▶ _Short problem_
Quote all of the data below exactly, please.

==== Stored data ====

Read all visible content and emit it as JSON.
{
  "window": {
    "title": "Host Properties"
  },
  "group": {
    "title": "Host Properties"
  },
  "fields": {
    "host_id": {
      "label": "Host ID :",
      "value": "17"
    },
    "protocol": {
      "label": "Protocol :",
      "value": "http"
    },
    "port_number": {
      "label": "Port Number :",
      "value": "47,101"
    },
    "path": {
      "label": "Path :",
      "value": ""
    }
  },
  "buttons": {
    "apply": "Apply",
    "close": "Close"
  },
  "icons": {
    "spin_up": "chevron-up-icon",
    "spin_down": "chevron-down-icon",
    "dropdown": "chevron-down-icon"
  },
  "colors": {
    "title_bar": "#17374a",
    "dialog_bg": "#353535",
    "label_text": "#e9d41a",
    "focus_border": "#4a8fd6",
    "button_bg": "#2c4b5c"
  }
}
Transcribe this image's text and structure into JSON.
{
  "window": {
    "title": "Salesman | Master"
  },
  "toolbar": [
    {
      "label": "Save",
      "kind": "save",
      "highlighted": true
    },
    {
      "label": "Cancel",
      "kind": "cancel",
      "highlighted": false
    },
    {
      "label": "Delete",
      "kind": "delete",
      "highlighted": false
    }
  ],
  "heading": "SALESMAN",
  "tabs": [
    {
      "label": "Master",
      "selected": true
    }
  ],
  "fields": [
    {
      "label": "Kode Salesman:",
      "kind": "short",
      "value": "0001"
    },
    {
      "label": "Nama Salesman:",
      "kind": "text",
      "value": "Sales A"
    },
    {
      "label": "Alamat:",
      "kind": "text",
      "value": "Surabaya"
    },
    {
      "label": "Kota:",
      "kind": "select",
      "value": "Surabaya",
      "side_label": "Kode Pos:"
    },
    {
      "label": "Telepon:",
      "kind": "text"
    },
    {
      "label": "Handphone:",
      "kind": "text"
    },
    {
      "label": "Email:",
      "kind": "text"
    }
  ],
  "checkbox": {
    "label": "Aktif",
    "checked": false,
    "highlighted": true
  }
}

====

▶ _Correct response_
Read all visible content and emit it as JSON.
{
  "window": {
    "title": "Host Properties"
  },
  "group": {
    "title": "Host Properties"
  },
  "fields": {
    "host_id": {
      "label": "Host ID :",
      "value": "17"
    },
    "protocol": {
      "label": "Protocol :",
      "value": "http"
    },
    "port_number": {
      "label": "Port Number :",
      "value": "47,101"
    },
    "path": {
      "label": "Path :",
      "value": ""
    }
  },
  "buttons": {
    "apply": "Apply",
    "close": "Close"
  },
  "icons": {
    "spin_up": "chevron-up-icon",
    "spin_down": "chevron-down-icon",
    "dropdown": "chevron-down-icon"
  },
  "colors": {
    "title_bar": "#17374a",
    "dialog_bg": "#353535",
    "label_text": "#e9d41a",
    "focus_border": "#4a8fd6",
    "button_bg": "#2c4b5c"
  }
}
Transcribe this image's text and structure into JSON.
{
  "window": {
    "title": "Salesman | Master"
  },
  "toolbar": [
    {
      "label": "Save",
      "kind": "save",
      "highlighted": true
    },
    {
      "label": "Cancel",
      "kind": "cancel",
      "highlighted": false
    },
    {
      "label": "Delete",
      "kind": "delete",
      "highlighted": false
    }
  ],
  "heading": "SALESMAN",
  "tabs": [
    {
      "label": "Master",
      "selected": true
    }
  ],
  "fields": [
    {
      "label": "Kode Salesman:",
      "kind": "short",
      "value": "0001"
    },
    {
      "label": "Nama Salesman:",
      "kind": "text",
      "value": "Sales A"
    },
    {
      "label": "Alamat:",
      "kind": "text",
      "value": "Surabaya"
    },
    {
      "label": "Kota:",
      "kind": "select",
      "value": "Surabaya",
      "side_label": "Kode Pos:"
    },
    {
      "label": "Telepon:",
      "kind": "text"
    },
    {
      "label": "Handphone:",
      "kind": "text"
    },
    {
      "label": "Email:",
      "kind": "text"
    }
  ],
  "checkbox": {
    "label": "Aktif",
    "checked": false,
    "highlighted": true
  }
}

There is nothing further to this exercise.